Work instructions:
a – List every country named in the PlayStation Network article.
b – According to the PlayStation Network article, how many customers had their account details compromised in the attacks earlier this year?

Australian customers of Sony PlayStation Network (PSN) won't be asked to sign new terms of service (TOS) agreement bought out in North America which waive gamers' right to sue Sony PSN in the event of a future security breach.
The company amended its terms and conditions this month, with users in the US and Canada being asked to sign the TOS when they log into the PlayStation Network. However, customers can opt of the agreement in the next 30 days.
This change follows a number of attacks on the PSN network earlier this year where an estimated 100 million customers had their account details compromised.
In response, a Sony Australia spokeswoman said that as Australia was part of Sony Europe there was no change for Australian customers.
"This updated agreement is designed to benefit both the consumer and the company by ensuring that there is adequate time and procedures to resolve disputes," she said.
"There is also a section of the TOS that educates users on how they can opt out of this portion."
The new clauses — 'Binding Individual Arbitration' — state that "any Dispute Resolution Proceedings, whether in arbitration or court, will be conducted only on an individual basis and not in a class or representative action or as a named or unnamed member in a class, consolidated, representative or private attorney general action".
Customers that want to opt out will have to send a letter to Sony's Los Angeles headquarters in the US; they will then be able to keep their right to file a class action lawsuit.
In August, PSN Australia customers received an email that offered them a free year-long trial of a range of CSIdentity's anti-fraud services but added that they may be asked to pay for their own account and identity security in 12 months' time.

Extracted records:
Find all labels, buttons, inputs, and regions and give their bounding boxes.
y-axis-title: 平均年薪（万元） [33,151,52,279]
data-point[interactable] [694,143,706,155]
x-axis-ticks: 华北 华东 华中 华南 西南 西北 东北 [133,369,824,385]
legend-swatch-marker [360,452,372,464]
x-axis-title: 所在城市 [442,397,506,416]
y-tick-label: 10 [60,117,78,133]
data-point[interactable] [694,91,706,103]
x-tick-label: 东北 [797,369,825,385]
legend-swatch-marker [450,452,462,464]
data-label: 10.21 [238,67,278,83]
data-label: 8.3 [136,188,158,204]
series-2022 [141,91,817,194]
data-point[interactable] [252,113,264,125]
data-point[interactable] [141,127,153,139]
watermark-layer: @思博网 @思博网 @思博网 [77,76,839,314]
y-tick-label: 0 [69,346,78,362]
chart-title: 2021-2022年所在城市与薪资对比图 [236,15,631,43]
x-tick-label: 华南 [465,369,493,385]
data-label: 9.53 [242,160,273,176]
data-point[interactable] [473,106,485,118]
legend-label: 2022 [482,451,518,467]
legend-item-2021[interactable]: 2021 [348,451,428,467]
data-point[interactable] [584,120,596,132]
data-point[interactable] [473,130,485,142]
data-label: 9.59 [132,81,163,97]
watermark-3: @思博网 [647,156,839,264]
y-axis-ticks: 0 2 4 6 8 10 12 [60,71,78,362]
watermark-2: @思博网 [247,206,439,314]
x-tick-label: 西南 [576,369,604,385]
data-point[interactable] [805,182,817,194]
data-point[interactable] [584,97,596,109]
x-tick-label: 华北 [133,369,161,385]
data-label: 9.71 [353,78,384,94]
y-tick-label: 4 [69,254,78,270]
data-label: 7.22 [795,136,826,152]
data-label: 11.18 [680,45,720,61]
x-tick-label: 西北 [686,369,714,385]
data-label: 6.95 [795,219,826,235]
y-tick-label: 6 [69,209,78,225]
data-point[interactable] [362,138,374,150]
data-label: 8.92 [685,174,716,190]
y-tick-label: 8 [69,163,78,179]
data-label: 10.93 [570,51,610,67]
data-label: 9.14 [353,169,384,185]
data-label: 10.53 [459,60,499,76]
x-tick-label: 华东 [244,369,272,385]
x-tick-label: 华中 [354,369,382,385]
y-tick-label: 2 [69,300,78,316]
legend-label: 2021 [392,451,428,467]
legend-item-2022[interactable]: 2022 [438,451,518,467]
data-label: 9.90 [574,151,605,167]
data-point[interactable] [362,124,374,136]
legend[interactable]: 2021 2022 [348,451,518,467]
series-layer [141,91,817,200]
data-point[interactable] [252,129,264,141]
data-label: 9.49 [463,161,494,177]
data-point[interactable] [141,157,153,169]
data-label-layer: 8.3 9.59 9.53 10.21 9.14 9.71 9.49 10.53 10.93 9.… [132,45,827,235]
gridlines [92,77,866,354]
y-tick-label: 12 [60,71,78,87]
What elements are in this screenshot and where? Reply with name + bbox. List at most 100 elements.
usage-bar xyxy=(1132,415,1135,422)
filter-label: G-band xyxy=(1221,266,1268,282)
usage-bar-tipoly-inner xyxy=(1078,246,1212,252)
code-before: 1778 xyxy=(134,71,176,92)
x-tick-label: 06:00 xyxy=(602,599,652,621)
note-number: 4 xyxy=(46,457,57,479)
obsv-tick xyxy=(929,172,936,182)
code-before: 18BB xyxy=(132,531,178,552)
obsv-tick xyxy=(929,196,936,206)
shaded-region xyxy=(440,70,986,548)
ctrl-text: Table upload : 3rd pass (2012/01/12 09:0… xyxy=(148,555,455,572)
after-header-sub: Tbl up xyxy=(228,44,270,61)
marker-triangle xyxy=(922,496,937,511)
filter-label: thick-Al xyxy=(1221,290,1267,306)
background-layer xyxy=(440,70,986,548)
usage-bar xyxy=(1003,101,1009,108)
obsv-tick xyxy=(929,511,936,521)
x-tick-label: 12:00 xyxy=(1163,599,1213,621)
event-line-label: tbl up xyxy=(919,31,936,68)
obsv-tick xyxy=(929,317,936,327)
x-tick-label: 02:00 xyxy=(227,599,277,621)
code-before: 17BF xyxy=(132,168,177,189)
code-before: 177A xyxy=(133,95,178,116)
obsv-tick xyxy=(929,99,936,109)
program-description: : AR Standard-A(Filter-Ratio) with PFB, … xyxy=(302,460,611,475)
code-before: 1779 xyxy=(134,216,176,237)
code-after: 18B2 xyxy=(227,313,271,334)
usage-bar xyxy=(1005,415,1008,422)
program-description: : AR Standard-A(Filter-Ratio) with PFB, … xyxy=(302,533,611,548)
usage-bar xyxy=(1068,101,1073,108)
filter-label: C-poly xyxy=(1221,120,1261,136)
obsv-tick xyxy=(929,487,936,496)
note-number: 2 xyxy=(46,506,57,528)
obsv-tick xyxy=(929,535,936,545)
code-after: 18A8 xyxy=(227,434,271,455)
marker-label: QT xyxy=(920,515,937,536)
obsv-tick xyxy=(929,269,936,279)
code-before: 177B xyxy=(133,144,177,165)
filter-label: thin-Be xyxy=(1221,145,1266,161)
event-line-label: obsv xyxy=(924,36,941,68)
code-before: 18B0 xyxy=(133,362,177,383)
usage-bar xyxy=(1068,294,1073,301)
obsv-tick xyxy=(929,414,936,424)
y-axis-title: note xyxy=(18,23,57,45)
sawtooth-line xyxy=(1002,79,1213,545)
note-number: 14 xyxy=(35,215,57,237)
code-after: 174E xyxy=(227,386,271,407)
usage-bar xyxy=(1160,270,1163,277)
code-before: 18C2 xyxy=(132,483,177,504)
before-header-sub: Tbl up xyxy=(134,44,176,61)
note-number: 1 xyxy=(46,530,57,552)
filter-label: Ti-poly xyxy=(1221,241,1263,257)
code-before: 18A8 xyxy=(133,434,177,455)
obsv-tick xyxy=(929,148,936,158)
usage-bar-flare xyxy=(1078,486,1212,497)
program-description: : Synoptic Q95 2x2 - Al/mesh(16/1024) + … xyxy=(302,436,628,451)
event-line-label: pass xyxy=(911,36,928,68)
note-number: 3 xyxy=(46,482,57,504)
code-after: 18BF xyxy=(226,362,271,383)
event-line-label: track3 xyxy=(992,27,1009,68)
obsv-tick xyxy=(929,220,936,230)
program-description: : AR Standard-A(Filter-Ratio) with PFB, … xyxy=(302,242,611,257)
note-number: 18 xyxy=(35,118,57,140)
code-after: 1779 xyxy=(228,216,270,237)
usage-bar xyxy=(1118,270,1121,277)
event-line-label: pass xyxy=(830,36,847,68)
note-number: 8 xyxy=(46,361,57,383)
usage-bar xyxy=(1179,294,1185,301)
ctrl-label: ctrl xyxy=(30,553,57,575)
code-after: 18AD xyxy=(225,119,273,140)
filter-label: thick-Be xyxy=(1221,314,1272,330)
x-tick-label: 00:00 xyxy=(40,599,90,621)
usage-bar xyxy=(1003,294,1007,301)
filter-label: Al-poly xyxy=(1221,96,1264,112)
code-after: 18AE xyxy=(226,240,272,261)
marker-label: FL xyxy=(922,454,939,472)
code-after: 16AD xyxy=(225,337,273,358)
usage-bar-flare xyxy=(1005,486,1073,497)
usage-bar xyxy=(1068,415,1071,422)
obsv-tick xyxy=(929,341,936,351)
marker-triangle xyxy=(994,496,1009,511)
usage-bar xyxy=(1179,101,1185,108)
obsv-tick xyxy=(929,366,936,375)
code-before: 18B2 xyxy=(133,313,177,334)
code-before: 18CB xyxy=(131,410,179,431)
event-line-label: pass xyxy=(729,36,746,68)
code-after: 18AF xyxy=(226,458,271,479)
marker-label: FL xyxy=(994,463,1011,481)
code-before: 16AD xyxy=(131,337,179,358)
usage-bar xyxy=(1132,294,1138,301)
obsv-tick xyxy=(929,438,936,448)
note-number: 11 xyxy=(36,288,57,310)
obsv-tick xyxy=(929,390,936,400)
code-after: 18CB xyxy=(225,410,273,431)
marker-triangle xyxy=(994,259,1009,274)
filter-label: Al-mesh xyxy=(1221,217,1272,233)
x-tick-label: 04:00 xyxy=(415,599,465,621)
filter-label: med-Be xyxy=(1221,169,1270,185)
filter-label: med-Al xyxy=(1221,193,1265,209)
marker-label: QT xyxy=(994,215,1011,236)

Answers for the tasks:
a – Australia, the US, Canada

b – An estimated 100 million customers.